═══ DATA SUPPLIED ═══

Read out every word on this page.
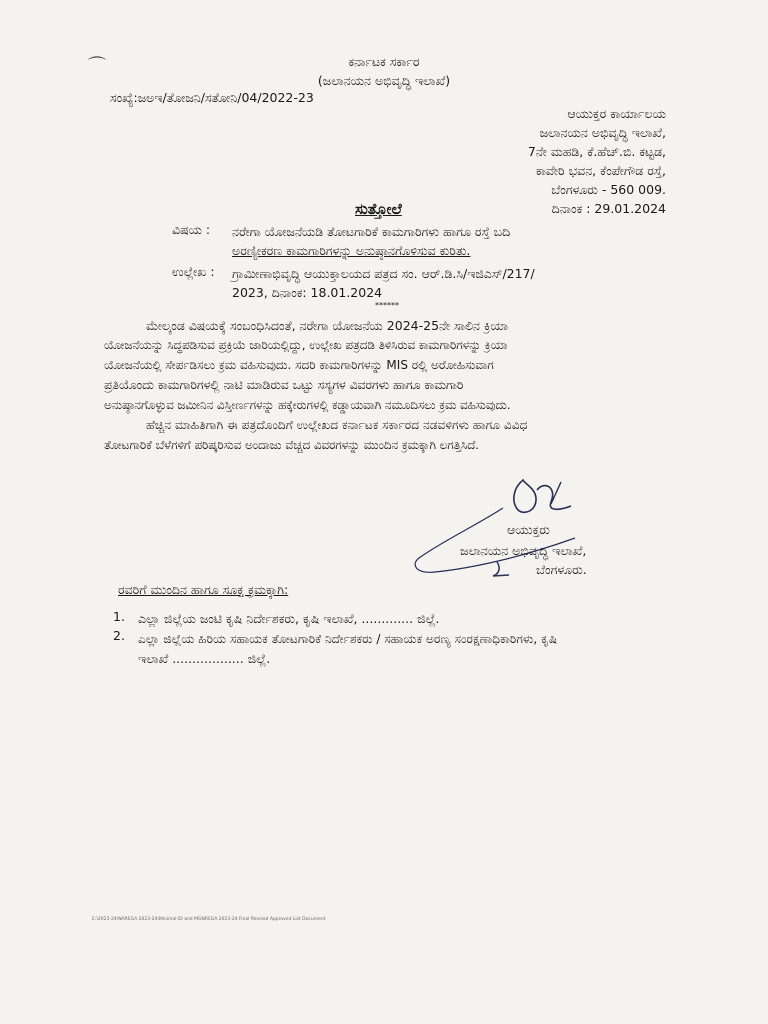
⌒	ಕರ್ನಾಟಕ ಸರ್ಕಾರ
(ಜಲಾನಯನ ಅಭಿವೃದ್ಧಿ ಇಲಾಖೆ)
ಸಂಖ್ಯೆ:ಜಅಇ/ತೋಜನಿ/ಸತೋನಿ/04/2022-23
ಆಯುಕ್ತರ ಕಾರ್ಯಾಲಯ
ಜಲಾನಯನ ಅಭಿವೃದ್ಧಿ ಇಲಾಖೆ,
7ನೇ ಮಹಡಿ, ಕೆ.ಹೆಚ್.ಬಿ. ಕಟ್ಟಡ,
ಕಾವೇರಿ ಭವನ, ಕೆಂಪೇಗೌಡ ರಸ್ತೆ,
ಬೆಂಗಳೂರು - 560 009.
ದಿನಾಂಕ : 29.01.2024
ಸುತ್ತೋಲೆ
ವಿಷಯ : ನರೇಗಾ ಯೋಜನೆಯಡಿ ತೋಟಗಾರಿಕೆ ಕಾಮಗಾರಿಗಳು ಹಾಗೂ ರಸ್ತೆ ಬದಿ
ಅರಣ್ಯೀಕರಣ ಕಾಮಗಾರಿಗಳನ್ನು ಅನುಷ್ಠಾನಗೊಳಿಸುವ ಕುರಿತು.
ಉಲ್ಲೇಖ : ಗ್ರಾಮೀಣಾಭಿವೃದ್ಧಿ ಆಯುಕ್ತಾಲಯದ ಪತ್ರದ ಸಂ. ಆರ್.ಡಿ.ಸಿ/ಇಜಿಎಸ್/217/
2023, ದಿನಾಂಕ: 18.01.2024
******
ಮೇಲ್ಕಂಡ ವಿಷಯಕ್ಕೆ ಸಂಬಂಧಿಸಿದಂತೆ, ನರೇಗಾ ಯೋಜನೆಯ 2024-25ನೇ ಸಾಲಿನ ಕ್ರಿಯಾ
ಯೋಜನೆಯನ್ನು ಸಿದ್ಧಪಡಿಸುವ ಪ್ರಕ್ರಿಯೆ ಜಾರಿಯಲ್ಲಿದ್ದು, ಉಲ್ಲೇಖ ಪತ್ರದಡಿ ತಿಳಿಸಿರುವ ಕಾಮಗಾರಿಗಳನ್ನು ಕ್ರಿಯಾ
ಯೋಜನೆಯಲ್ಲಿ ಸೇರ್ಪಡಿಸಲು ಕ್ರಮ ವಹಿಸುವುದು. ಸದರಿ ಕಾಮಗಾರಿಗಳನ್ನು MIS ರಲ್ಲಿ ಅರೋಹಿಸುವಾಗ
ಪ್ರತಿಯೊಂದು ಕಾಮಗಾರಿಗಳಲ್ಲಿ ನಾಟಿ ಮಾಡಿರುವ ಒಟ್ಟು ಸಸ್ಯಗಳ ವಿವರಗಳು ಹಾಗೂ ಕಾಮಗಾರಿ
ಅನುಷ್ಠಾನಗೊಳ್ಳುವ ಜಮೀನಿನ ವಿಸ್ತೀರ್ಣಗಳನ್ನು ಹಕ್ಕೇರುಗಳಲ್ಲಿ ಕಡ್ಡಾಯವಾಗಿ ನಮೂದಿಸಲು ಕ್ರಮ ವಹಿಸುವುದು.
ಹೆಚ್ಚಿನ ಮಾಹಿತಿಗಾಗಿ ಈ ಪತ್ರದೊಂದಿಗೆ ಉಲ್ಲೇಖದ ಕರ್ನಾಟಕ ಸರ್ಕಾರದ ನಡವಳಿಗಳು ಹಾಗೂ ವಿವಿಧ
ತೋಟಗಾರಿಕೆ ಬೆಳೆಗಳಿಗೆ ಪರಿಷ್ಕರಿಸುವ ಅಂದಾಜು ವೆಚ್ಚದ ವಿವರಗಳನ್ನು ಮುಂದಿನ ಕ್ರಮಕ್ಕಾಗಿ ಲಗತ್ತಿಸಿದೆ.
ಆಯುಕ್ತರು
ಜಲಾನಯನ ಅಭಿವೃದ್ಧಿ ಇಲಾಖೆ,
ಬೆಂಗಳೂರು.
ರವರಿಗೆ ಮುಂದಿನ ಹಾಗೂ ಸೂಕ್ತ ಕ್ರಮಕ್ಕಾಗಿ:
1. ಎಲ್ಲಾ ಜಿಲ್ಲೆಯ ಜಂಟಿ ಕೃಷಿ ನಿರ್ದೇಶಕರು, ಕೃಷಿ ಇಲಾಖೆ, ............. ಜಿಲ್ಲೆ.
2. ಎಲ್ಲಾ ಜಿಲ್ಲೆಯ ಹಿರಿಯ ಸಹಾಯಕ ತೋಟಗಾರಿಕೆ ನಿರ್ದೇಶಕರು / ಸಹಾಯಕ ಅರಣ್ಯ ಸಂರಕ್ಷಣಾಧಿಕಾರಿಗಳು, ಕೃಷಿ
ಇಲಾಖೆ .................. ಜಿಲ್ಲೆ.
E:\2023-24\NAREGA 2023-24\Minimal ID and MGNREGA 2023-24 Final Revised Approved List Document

═══
═══ DATA SUPPLIED ═══

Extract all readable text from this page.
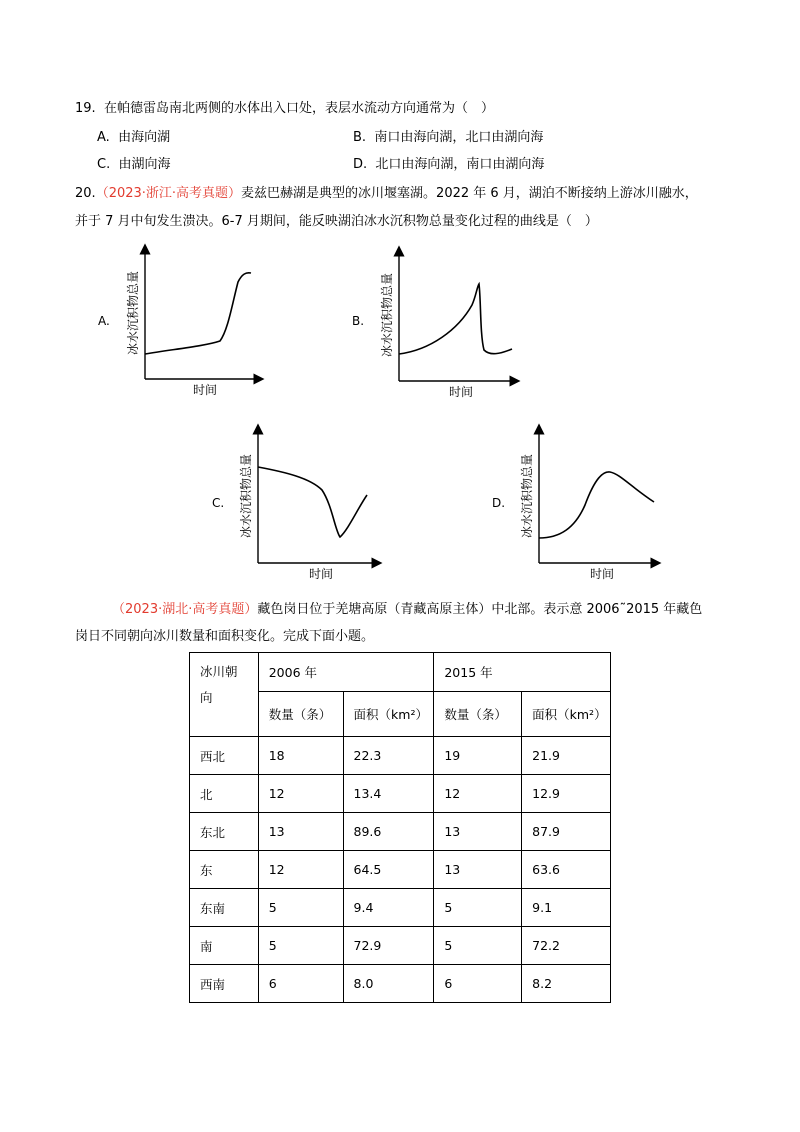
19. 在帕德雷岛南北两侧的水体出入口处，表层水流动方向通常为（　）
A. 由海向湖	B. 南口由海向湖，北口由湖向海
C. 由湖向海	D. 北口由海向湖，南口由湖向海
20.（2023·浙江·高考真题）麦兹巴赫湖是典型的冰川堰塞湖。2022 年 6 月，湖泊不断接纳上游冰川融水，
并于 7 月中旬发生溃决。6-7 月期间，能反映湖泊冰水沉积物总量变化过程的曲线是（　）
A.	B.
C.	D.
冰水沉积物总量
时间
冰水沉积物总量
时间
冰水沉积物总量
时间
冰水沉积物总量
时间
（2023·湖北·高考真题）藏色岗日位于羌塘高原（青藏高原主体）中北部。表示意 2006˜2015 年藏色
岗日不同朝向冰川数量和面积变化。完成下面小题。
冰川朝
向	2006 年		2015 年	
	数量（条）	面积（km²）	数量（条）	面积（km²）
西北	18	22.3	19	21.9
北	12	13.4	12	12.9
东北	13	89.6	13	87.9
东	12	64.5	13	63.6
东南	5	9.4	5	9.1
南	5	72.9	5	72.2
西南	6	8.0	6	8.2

═══
═══ DATA SUPPLIED ═══

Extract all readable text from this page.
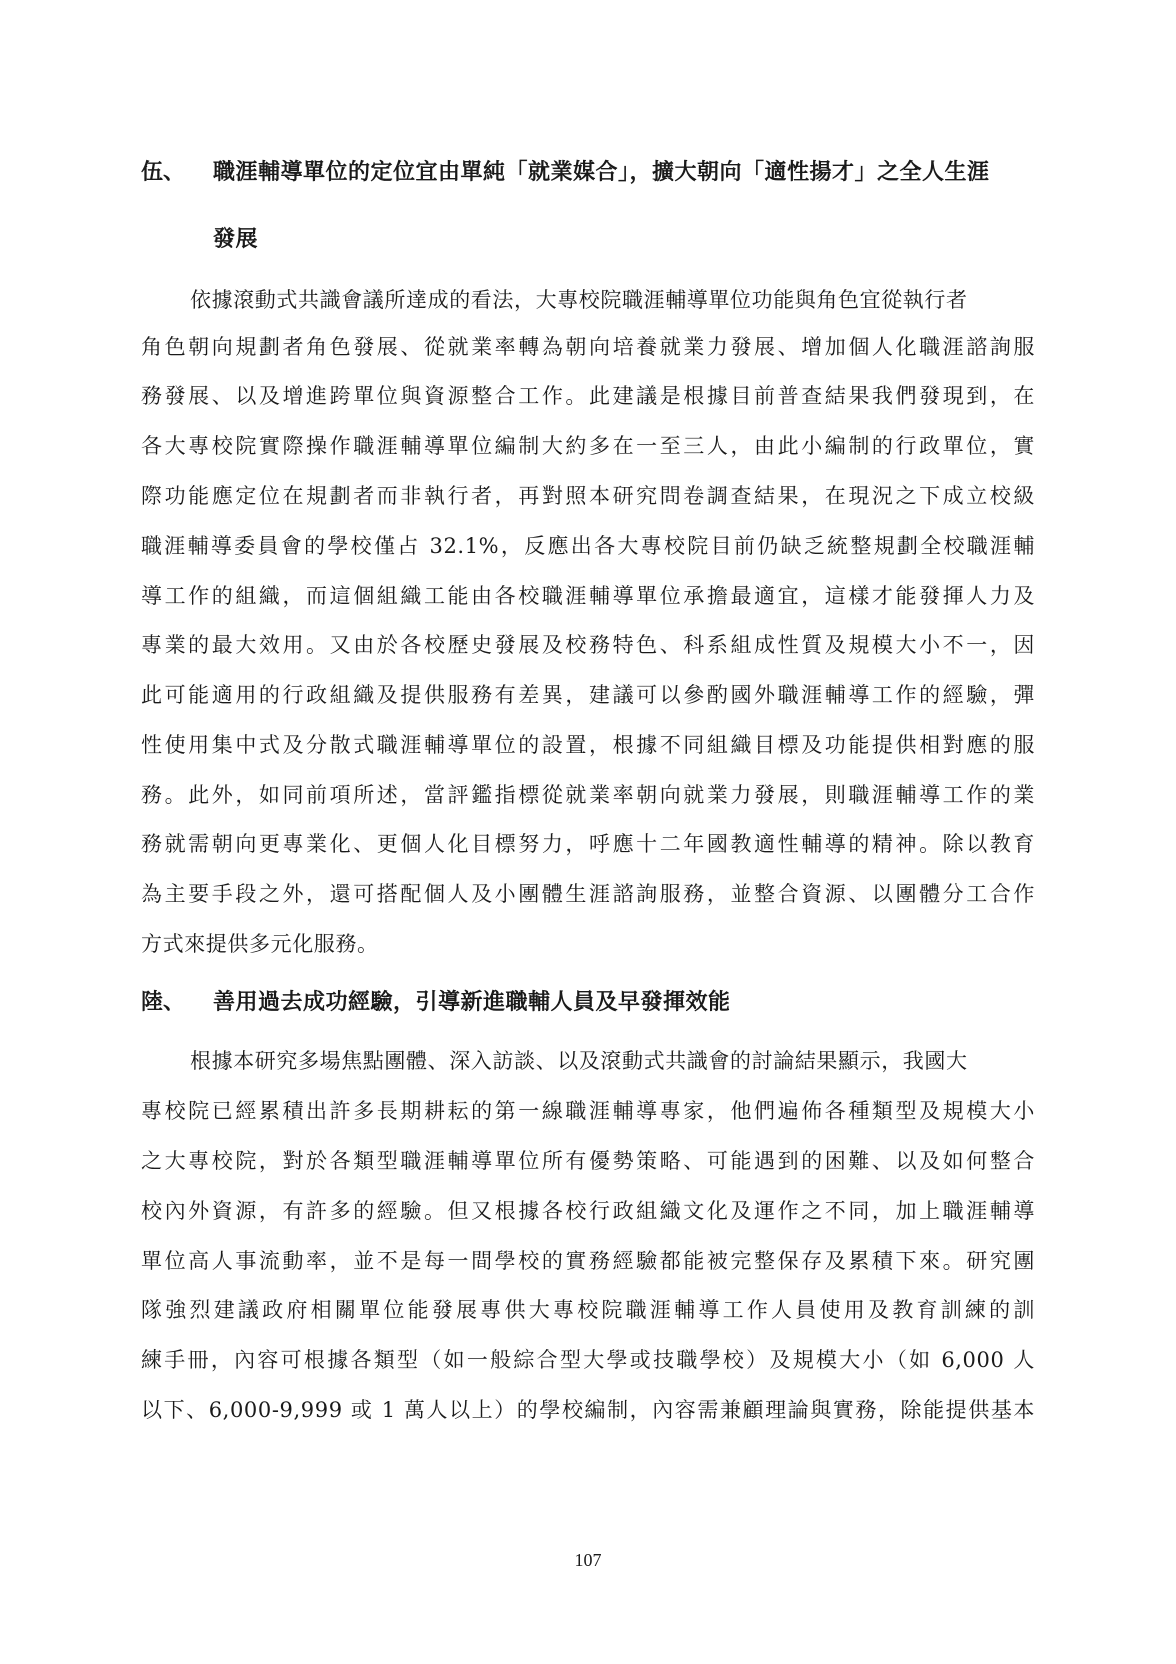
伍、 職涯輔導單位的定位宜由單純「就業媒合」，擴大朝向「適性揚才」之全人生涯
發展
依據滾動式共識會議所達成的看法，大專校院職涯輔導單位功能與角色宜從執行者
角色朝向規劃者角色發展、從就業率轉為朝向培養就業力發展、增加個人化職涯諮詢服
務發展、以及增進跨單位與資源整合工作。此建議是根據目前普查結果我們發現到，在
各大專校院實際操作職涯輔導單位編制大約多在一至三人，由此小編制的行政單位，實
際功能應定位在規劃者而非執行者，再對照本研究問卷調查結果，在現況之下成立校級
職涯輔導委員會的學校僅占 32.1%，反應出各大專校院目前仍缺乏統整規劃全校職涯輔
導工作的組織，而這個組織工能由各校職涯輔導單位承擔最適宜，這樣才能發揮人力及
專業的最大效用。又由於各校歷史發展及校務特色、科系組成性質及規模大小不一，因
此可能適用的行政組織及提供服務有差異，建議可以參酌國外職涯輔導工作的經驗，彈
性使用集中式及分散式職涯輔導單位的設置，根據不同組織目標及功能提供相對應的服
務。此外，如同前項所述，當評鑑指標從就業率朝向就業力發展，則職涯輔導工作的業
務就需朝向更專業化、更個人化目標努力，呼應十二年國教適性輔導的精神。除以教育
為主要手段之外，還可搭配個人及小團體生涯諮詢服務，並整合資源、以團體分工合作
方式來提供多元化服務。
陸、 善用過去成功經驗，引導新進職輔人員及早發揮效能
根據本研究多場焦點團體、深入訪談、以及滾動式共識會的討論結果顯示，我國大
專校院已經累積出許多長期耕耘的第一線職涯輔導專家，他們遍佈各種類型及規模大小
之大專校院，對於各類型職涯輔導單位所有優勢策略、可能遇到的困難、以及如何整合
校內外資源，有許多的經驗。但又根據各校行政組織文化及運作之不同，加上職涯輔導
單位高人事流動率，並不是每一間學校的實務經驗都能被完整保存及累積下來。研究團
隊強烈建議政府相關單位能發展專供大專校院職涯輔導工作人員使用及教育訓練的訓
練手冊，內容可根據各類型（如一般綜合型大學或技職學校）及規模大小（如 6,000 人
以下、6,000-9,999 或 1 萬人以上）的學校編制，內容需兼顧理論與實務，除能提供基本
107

═══

TASK — Copy every line of the records above that holds the word "高考真题".

TASK ANSWER —
20.（2023·浙江·高考真题）麦兹巴赫湖是典型的冰川堰塞湖。2022 年 6 月，湖泊不断接纳上游冰川融水，
（2023·湖北·高考真题）藏色岗日位于羌塘高原（青藏高原主体）中北部。表示意 2006˜2015 年藏色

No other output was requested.